::: RECORDS PROVIDED

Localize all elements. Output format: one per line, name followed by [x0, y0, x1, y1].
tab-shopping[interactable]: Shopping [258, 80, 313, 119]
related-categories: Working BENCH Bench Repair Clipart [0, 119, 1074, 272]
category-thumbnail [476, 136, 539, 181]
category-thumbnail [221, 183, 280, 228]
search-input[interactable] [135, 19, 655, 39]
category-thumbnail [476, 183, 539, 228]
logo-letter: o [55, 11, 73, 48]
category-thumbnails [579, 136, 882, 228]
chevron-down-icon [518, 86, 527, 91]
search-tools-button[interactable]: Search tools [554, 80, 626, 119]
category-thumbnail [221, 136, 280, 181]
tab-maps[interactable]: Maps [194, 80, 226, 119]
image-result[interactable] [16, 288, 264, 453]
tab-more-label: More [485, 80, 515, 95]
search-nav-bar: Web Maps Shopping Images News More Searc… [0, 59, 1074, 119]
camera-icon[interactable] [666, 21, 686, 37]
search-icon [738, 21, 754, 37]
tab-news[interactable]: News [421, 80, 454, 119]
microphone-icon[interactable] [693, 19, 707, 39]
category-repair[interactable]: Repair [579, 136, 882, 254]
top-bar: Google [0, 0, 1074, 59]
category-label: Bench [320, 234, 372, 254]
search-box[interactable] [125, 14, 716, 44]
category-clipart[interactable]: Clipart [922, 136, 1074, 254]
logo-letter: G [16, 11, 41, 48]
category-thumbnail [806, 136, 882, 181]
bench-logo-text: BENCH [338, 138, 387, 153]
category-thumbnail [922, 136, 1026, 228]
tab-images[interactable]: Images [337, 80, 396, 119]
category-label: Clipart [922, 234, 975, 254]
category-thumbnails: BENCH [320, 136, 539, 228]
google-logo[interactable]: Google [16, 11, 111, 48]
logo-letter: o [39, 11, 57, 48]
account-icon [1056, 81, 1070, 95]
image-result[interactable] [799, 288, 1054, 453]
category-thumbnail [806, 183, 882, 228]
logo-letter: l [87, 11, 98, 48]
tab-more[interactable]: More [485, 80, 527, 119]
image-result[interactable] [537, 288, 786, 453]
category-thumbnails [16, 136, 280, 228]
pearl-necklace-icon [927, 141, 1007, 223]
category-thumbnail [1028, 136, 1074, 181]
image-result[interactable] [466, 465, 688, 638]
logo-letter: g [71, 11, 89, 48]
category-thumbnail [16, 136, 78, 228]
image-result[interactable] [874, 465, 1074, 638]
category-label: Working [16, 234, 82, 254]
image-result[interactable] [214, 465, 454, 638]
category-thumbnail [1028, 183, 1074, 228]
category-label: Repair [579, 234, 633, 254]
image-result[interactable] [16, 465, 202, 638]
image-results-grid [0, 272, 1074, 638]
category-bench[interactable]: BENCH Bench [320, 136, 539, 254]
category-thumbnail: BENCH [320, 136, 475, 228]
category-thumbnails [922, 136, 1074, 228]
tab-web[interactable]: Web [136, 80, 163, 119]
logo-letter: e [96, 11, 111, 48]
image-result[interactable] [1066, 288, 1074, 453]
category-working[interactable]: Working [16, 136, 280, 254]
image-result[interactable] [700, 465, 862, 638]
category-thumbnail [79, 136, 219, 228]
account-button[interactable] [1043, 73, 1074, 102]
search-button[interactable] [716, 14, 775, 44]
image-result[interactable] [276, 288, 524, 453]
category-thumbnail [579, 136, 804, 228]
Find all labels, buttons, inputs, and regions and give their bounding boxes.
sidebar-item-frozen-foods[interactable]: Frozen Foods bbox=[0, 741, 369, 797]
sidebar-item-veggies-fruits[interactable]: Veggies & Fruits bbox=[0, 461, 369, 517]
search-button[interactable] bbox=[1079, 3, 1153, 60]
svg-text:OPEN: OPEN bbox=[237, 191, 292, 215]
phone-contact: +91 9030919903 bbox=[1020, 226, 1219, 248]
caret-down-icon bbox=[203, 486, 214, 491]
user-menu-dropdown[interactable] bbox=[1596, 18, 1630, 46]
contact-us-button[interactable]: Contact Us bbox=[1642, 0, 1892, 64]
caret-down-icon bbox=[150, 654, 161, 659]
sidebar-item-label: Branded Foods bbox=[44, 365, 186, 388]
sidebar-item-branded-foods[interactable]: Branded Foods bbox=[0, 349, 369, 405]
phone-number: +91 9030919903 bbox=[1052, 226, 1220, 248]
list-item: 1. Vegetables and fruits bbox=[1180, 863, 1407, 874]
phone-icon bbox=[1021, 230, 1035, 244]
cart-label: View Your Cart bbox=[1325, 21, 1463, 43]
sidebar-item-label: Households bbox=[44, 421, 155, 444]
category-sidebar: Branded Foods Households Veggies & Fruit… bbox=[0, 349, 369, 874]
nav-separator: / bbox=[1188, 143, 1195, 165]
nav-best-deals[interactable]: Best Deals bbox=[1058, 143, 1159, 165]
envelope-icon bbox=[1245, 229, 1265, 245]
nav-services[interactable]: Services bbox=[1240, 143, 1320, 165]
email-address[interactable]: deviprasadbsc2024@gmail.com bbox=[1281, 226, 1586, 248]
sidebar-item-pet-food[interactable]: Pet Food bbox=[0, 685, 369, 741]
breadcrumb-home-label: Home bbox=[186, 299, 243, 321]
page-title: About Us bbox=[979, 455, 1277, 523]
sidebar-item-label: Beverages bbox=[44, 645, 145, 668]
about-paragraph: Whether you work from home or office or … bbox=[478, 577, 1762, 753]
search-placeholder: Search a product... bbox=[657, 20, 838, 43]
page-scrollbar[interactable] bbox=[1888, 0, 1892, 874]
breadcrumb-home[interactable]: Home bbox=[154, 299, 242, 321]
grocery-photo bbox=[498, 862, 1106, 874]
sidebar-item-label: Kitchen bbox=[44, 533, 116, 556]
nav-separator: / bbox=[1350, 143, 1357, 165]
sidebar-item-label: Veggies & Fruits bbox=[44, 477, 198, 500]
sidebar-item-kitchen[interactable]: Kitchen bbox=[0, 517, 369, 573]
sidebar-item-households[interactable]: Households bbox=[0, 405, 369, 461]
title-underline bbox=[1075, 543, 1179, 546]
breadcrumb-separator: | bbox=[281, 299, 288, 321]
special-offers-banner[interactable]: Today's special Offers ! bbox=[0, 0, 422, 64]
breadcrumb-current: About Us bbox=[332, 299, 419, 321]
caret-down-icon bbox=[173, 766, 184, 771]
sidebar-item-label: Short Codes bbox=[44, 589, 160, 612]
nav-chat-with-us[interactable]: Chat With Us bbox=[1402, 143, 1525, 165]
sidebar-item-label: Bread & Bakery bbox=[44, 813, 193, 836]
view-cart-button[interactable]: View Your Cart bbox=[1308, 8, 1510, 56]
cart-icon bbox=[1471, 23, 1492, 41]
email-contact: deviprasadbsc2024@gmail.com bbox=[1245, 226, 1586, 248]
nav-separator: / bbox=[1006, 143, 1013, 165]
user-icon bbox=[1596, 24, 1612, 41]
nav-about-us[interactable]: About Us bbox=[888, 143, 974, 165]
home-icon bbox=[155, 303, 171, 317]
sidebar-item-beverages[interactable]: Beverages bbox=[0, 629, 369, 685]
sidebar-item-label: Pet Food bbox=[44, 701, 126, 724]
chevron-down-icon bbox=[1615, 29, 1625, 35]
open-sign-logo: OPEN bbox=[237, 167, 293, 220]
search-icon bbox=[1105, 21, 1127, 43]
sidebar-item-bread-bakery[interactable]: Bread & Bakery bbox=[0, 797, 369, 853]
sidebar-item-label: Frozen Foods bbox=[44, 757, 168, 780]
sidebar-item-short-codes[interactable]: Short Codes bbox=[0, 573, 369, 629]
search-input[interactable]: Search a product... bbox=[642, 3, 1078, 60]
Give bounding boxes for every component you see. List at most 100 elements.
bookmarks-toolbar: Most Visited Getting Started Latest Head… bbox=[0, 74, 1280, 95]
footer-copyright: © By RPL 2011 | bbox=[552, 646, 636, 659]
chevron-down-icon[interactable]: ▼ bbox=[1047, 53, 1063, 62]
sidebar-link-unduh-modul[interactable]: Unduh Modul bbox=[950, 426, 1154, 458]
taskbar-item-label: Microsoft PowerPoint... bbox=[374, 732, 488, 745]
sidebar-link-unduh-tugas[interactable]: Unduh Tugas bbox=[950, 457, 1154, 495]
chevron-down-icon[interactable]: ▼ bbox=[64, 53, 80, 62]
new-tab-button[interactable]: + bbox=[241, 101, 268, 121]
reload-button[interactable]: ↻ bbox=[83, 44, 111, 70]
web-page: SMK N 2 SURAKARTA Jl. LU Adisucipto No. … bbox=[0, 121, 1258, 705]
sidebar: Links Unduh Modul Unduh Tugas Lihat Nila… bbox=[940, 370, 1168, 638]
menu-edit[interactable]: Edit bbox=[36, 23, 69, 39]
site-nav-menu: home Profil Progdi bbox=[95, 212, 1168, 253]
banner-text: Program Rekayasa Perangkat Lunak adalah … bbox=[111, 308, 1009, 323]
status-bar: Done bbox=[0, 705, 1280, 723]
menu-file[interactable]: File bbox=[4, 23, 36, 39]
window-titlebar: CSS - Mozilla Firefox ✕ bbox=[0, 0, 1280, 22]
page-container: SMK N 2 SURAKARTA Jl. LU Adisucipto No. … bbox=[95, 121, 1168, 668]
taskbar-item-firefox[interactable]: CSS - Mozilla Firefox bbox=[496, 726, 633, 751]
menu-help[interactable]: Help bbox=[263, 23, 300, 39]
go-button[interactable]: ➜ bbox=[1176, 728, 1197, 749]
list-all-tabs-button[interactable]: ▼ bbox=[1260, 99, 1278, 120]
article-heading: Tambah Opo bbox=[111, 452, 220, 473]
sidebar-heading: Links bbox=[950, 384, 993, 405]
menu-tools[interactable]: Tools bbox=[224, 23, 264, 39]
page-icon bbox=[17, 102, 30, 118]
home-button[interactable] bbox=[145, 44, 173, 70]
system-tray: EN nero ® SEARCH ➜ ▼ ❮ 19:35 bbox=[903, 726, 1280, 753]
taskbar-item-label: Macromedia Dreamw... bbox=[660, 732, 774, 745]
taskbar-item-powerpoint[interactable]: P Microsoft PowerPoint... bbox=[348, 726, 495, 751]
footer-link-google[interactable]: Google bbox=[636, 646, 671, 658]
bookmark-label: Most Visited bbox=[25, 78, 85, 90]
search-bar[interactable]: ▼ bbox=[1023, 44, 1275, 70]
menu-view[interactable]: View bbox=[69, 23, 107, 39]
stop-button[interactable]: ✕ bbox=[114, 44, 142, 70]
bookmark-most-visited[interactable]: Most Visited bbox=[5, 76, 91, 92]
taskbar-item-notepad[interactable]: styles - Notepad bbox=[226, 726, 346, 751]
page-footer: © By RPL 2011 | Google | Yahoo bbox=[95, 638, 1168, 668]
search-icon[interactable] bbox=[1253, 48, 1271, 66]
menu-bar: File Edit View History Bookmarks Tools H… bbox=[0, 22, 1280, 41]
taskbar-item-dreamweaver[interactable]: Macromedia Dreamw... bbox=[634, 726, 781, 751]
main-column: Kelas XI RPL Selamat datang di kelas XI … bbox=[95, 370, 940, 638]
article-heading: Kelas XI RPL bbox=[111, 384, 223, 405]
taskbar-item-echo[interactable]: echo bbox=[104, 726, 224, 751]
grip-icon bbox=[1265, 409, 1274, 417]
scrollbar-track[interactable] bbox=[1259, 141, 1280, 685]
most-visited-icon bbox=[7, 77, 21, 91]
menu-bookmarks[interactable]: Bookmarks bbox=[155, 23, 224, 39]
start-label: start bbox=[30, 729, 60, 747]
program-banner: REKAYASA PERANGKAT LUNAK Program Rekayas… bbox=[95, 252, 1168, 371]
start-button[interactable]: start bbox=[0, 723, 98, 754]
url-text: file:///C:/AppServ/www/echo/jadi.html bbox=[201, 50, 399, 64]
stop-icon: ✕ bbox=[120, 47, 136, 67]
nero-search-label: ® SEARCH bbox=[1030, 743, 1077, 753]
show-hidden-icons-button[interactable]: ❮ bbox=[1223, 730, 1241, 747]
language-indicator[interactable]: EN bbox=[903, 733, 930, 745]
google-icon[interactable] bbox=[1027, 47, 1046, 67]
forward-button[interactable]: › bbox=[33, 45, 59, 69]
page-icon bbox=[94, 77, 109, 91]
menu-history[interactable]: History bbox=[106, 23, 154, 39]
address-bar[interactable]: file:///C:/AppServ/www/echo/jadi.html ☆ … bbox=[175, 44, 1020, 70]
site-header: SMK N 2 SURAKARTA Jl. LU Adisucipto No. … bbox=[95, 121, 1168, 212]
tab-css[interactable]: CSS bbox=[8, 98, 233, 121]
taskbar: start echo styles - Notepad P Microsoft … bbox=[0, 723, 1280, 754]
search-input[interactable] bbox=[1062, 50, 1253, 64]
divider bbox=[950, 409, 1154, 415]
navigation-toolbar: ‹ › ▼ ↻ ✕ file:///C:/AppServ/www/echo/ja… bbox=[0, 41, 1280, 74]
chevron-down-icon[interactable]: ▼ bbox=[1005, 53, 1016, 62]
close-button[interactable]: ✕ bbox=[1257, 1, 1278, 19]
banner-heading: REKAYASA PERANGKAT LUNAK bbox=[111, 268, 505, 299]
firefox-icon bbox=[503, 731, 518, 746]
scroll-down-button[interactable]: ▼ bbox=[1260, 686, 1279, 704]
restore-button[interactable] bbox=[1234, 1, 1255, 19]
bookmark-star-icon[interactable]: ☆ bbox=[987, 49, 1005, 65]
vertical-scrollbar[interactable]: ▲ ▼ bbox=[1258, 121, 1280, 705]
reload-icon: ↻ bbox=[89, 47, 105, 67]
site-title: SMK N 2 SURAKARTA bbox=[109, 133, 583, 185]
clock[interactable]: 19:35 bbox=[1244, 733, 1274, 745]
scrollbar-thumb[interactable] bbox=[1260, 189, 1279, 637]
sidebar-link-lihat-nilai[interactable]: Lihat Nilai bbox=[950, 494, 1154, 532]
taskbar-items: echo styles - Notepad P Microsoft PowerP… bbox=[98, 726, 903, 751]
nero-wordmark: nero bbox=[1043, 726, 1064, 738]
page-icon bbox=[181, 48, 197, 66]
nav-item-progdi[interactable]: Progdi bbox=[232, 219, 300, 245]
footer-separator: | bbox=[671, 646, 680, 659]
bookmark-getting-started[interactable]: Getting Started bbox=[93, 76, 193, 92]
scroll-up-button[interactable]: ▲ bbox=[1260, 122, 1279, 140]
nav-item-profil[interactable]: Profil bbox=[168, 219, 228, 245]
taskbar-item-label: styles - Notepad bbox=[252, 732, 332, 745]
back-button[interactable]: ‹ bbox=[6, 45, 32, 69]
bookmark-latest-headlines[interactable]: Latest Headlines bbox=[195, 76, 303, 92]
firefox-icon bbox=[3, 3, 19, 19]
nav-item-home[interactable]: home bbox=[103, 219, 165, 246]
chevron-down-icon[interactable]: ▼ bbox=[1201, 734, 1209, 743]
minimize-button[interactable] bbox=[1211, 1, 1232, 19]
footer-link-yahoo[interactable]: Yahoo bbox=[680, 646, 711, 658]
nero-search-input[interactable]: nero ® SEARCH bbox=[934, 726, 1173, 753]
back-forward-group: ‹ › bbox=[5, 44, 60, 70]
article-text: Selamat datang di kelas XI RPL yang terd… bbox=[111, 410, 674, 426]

::::::

Copy the data line for line, unchanged, from its first line through the line containing "logo-letter: o [39, 11, 57, 48]", including both of those lines.

▶ _THE OUTPUT_
Localize all elements. Output format: one per line, name followed by [x0, y0, x1, y1].
tab-shopping[interactable]: Shopping [258, 80, 313, 119]
related-categories: Working BENCH Bench Repair Clipart [0, 119, 1074, 272]
category-thumbnail [476, 136, 539, 181]
category-thumbnail [221, 183, 280, 228]
search-input[interactable] [135, 19, 655, 39]
category-thumbnail [476, 183, 539, 228]
logo-letter: o [55, 11, 73, 48]
category-thumbnails [579, 136, 882, 228]
chevron-down-icon [518, 86, 527, 91]
search-tools-button[interactable]: Search tools [554, 80, 626, 119]
category-thumbnail [221, 136, 280, 181]
tab-maps[interactable]: Maps [194, 80, 226, 119]
image-result[interactable] [16, 288, 264, 453]
tab-more-label: More [485, 80, 515, 95]
search-nav-bar: Web Maps Shopping Images News More Searc… [0, 59, 1074, 119]
camera-icon[interactable] [666, 21, 686, 37]
search-icon [738, 21, 754, 37]
tab-news[interactable]: News [421, 80, 454, 119]
microphone-icon[interactable] [693, 19, 707, 39]
category-repair[interactable]: Repair [579, 136, 882, 254]
top-bar: Google [0, 0, 1074, 59]
category-label: Bench [320, 234, 372, 254]
search-box[interactable] [125, 14, 716, 44]
category-clipart[interactable]: Clipart [922, 136, 1074, 254]
logo-letter: G [16, 11, 41, 48]
category-thumbnail [806, 136, 882, 181]
bench-logo-text: BENCH [338, 138, 387, 153]
category-thumbnail [922, 136, 1026, 228]
tab-images[interactable]: Images [337, 80, 396, 119]
category-label: Clipart [922, 234, 975, 254]
category-thumbnails: BENCH [320, 136, 539, 228]
google-logo[interactable]: Google [16, 11, 111, 48]
logo-letter: o [39, 11, 57, 48]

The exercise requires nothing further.